Exercise directions: Your reply should be one number: how many lines of the records below contain the string "igenom".
*** Information provided
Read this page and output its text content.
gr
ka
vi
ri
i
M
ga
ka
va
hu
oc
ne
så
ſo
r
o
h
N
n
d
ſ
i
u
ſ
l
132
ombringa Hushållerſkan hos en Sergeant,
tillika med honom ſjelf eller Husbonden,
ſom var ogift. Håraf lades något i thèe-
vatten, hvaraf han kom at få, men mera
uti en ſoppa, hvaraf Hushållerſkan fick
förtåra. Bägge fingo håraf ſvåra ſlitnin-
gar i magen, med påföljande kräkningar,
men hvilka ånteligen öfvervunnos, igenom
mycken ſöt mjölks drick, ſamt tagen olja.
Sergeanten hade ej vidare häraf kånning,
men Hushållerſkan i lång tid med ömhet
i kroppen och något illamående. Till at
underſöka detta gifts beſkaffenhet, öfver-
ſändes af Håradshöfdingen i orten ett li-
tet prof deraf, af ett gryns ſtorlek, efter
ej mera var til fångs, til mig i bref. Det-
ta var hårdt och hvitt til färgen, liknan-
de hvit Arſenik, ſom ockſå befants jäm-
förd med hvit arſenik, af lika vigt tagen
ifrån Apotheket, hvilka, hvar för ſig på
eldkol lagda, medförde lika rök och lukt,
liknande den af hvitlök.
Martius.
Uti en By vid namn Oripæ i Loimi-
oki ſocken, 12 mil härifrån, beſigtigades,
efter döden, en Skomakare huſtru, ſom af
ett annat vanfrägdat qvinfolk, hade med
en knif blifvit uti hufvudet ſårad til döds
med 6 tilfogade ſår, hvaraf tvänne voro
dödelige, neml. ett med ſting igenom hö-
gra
******
Reply to the task: 2